— Begin Rows —
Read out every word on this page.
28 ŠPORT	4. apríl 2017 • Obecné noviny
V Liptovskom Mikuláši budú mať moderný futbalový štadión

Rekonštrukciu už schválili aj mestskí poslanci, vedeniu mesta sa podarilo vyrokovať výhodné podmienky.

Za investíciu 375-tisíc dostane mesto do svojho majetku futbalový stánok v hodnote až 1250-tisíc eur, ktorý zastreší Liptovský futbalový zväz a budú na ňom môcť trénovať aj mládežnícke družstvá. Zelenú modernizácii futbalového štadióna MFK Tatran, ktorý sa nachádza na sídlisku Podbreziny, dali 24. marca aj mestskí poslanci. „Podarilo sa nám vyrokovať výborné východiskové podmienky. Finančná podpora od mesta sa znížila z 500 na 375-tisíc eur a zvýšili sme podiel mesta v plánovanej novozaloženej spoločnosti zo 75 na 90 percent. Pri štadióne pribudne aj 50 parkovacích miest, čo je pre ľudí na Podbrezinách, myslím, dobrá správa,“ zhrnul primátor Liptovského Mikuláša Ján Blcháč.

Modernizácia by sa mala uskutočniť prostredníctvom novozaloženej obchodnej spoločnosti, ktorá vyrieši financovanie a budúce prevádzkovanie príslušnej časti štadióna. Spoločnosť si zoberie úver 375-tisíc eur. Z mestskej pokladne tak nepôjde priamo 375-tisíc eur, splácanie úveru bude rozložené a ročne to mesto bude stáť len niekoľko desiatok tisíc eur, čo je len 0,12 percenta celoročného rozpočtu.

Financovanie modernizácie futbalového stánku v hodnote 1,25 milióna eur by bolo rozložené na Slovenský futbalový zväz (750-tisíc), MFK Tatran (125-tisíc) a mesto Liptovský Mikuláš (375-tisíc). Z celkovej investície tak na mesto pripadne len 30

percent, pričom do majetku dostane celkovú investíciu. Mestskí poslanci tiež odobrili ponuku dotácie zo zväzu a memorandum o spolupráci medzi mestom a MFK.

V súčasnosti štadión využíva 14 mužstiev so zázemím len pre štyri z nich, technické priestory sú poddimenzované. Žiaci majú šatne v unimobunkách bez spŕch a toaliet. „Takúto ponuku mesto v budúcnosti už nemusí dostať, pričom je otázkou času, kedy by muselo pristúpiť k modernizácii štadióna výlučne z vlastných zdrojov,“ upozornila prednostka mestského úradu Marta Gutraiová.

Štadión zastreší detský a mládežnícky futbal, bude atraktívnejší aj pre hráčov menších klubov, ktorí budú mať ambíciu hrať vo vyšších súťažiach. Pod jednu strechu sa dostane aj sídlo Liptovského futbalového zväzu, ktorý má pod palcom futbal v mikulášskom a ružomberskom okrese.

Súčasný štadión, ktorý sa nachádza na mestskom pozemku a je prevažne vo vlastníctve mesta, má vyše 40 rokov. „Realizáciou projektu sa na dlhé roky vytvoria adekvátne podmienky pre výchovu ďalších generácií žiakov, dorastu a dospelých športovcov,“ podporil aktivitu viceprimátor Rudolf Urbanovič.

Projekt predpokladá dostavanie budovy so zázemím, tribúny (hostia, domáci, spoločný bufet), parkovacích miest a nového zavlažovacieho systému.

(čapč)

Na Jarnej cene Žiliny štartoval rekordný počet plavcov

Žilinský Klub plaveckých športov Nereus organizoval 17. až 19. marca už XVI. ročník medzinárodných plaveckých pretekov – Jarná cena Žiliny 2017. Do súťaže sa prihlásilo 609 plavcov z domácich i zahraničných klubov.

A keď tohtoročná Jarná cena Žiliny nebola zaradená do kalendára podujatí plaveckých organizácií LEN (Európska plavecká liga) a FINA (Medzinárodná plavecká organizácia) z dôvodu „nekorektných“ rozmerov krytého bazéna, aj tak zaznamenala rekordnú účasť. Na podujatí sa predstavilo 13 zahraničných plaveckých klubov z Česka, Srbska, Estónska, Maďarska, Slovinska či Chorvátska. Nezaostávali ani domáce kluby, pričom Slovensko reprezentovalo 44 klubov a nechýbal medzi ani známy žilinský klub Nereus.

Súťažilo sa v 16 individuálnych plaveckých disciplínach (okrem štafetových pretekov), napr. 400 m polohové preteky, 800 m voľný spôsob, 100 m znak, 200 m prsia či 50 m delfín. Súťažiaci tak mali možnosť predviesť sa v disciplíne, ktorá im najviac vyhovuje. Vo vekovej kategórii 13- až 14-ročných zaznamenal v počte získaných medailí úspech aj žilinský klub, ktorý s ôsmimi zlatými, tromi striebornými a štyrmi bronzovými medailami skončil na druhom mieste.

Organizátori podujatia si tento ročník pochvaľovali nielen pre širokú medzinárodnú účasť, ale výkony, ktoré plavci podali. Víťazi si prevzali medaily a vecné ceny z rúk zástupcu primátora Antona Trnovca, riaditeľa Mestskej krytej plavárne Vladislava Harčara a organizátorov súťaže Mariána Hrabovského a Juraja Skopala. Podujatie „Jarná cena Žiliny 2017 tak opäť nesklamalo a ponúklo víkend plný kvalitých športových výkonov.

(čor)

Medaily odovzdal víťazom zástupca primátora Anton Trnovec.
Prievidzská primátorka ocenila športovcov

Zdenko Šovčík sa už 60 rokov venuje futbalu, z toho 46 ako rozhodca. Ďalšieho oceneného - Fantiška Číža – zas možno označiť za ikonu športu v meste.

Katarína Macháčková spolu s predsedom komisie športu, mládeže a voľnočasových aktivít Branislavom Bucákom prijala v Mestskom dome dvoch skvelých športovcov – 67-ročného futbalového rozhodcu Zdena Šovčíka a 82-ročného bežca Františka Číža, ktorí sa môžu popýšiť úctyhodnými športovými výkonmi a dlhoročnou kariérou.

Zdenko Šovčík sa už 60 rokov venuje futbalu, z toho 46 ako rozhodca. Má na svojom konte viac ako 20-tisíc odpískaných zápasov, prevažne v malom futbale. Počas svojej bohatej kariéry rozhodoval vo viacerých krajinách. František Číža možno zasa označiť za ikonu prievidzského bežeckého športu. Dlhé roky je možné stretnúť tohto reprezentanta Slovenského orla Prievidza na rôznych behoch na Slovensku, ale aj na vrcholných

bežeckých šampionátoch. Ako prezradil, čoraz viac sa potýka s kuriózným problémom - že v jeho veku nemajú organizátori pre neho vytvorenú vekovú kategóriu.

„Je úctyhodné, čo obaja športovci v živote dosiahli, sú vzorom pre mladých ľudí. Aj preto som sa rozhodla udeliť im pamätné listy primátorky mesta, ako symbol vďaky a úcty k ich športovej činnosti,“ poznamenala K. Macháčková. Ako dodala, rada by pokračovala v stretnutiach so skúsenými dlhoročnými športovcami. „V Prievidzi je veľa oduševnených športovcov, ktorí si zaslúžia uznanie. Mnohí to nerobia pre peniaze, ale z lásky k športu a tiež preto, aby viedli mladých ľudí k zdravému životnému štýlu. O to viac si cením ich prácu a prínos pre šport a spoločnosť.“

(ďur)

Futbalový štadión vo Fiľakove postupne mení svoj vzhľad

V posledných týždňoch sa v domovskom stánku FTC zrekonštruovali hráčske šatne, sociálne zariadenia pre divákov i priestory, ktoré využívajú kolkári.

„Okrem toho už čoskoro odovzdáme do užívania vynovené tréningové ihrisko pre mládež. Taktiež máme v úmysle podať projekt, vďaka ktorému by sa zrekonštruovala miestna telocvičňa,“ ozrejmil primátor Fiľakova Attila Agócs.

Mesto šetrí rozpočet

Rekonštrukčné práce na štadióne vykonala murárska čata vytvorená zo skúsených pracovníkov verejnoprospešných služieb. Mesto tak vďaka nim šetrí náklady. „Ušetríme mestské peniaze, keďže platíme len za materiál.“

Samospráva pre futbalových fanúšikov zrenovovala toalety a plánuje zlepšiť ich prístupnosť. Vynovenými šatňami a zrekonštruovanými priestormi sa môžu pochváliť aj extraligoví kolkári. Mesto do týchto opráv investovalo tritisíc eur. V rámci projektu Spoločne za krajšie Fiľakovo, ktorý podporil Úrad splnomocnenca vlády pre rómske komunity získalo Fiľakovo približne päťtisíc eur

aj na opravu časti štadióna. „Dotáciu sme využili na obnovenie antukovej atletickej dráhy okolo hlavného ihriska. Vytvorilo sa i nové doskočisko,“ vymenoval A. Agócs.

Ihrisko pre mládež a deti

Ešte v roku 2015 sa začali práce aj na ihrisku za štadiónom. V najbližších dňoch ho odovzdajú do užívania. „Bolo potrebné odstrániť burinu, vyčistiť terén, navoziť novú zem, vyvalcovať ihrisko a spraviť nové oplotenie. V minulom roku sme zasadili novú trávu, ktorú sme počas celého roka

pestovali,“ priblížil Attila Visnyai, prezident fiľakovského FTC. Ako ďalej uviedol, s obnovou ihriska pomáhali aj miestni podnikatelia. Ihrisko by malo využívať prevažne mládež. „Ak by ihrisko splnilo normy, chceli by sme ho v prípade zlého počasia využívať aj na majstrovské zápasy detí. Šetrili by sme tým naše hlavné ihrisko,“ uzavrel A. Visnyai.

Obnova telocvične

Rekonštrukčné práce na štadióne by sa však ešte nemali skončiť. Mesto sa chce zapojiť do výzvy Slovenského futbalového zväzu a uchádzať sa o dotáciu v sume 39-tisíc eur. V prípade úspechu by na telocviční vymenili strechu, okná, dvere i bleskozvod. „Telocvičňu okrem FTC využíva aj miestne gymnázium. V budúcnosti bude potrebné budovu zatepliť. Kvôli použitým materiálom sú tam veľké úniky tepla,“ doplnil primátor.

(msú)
— End Rows —
Copy every line of the entries above in which "zázemím" occurs.

V súčasnosti štadión využíva 14 mužstiev so zázemím len pre štyri z nich, technické priestory sú poddimenzované. Žiaci majú šatne v unimobunkách bez spŕch a toaliet. „Takúto ponuku mesto v budúcnosti už nemusí dostať, pričom je otázkou času, kedy by muselo pristúpiť k modernizácii štadióna výlučne z vlastných zdrojov,“ upozornila prednostka mestského úradu Marta Gutraiová.
Projekt predpokladá dostavanie budovy so zázemím, tribúny (hostia, domáci, spoločný bufet), parkovacích miest a nového zavlažovacieho systému.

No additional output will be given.